━━━━━ Records shown
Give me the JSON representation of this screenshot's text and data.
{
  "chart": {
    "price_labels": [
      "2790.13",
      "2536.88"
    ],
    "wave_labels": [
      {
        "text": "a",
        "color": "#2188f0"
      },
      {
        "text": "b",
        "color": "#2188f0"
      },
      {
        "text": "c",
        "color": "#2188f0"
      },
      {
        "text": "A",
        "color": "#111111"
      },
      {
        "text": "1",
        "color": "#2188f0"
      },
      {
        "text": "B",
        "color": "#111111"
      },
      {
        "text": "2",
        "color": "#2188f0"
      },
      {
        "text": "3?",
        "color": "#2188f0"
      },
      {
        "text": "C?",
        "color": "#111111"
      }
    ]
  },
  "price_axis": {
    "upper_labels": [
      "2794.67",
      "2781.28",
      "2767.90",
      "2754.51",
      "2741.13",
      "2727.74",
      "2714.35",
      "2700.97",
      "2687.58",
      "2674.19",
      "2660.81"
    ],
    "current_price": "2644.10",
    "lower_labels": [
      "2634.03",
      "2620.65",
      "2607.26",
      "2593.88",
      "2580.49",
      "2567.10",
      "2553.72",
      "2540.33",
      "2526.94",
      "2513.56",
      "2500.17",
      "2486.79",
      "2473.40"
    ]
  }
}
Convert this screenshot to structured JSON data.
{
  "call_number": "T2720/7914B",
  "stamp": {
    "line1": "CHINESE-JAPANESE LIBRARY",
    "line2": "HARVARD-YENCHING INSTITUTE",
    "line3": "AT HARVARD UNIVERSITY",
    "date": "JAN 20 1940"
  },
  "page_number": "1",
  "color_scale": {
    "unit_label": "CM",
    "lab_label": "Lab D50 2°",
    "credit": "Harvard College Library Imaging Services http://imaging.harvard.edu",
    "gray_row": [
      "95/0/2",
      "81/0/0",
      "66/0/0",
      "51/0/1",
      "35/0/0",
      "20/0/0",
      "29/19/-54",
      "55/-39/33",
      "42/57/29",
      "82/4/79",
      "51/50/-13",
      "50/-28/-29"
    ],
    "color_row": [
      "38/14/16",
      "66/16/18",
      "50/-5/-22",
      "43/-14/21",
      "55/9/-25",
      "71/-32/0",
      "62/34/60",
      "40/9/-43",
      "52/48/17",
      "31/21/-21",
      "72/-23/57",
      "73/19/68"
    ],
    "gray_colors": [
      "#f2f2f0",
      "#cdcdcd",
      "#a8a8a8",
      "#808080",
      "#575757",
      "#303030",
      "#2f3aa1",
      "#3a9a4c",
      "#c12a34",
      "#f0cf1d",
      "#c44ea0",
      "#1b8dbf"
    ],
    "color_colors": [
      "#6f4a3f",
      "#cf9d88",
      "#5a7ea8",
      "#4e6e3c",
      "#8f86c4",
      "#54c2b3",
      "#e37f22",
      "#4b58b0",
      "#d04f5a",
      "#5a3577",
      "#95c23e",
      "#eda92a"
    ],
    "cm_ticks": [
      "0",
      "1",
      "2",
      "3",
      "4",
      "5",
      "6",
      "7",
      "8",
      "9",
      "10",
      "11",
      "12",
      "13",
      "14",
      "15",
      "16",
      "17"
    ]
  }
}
━━━━━━━━━━
» Given request
Reproduce all of the material above word for word.

» Reply to the exercise
Give me the JSON representation of this screenshot's text and data.
{
  "chart": {
    "price_labels": [
      "2790.13",
      "2536.88"
    ],
    "wave_labels": [
      {
        "text": "a",
        "color": "#2188f0"
      },
      {
        "text": "b",
        "color": "#2188f0"
      },
      {
        "text": "c",
        "color": "#2188f0"
      },
      {
        "text": "A",
        "color": "#111111"
      },
      {
        "text": "1",
        "color": "#2188f0"
      },
      {
        "text": "B",
        "color": "#111111"
      },
      {
        "text": "2",
        "color": "#2188f0"
      },
      {
        "text": "3?",
        "color": "#2188f0"
      },
      {
        "text": "C?",
        "color": "#111111"
      }
    ]
  },
  "price_axis": {
    "upper_labels": [
      "2794.67",
      "2781.28",
      "2767.90",
      "2754.51",
      "2741.13",
      "2727.74",
      "2714.35",
      "2700.97",
      "2687.58",
      "2674.19",
      "2660.81"
    ],
    "current_price": "2644.10",
    "lower_labels": [
      "2634.03",
      "2620.65",
      "2607.26",
      "2593.88",
      "2580.49",
      "2567.10",
      "2553.72",
      "2540.33",
      "2526.94",
      "2513.56",
      "2500.17",
      "2486.79",
      "2473.40"
    ]
  }
}
Convert this screenshot to structured JSON data.
{
  "call_number": "T2720/7914B",
  "stamp": {
    "line1": "CHINESE-JAPANESE LIBRARY",
    "line2": "HARVARD-YENCHING INSTITUTE",
    "line3": "AT HARVARD UNIVERSITY",
    "date": "JAN 20 1940"
  },
  "page_number": "1",
  "color_scale": {
    "unit_label": "CM",
    "lab_label": "Lab D50 2°",
    "credit": "Harvard College Library Imaging Services http://imaging.harvard.edu",
    "gray_row": [
      "95/0/2",
      "81/0/0",
      "66/0/0",
      "51/0/1",
      "35/0/0",
      "20/0/0",
      "29/19/-54",
      "55/-39/33",
      "42/57/29",
      "82/4/79",
      "51/50/-13",
      "50/-28/-29"
    ],
    "color_row": [
      "38/14/16",
      "66/16/18",
      "50/-5/-22",
      "43/-14/21",
      "55/9/-25",
      "71/-32/0",
      "62/34/60",
      "40/9/-43",
      "52/48/17",
      "31/21/-21",
      "72/-23/57",
      "73/19/68"
    ],
    "gray_colors": [
      "#f2f2f0",
      "#cdcdcd",
      "#a8a8a8",
      "#808080",
      "#575757",
      "#303030",
      "#2f3aa1",
      "#3a9a4c",
      "#c12a34",
      "#f0cf1d",
      "#c44ea0",
      "#1b8dbf"
    ],
    "color_colors": [
      "#6f4a3f",
      "#cf9d88",
      "#5a7ea8",
      "#4e6e3c",
      "#8f86c4",
      "#54c2b3",
      "#e37f22",
      "#4b58b0",
      "#d04f5a",
      "#5a3577",
      "#95c23e",
      "#eda92a"
    ],
    "cm_ticks": [
      "0",
      "1",
      "2",
      "3",
      "4",
      "5",
      "6",
      "7",
      "8",
      "9",
      "10",
      "11",
      "12",
      "13",
      "14",
      "15",
      "16",
      "17"
    ]
  }
}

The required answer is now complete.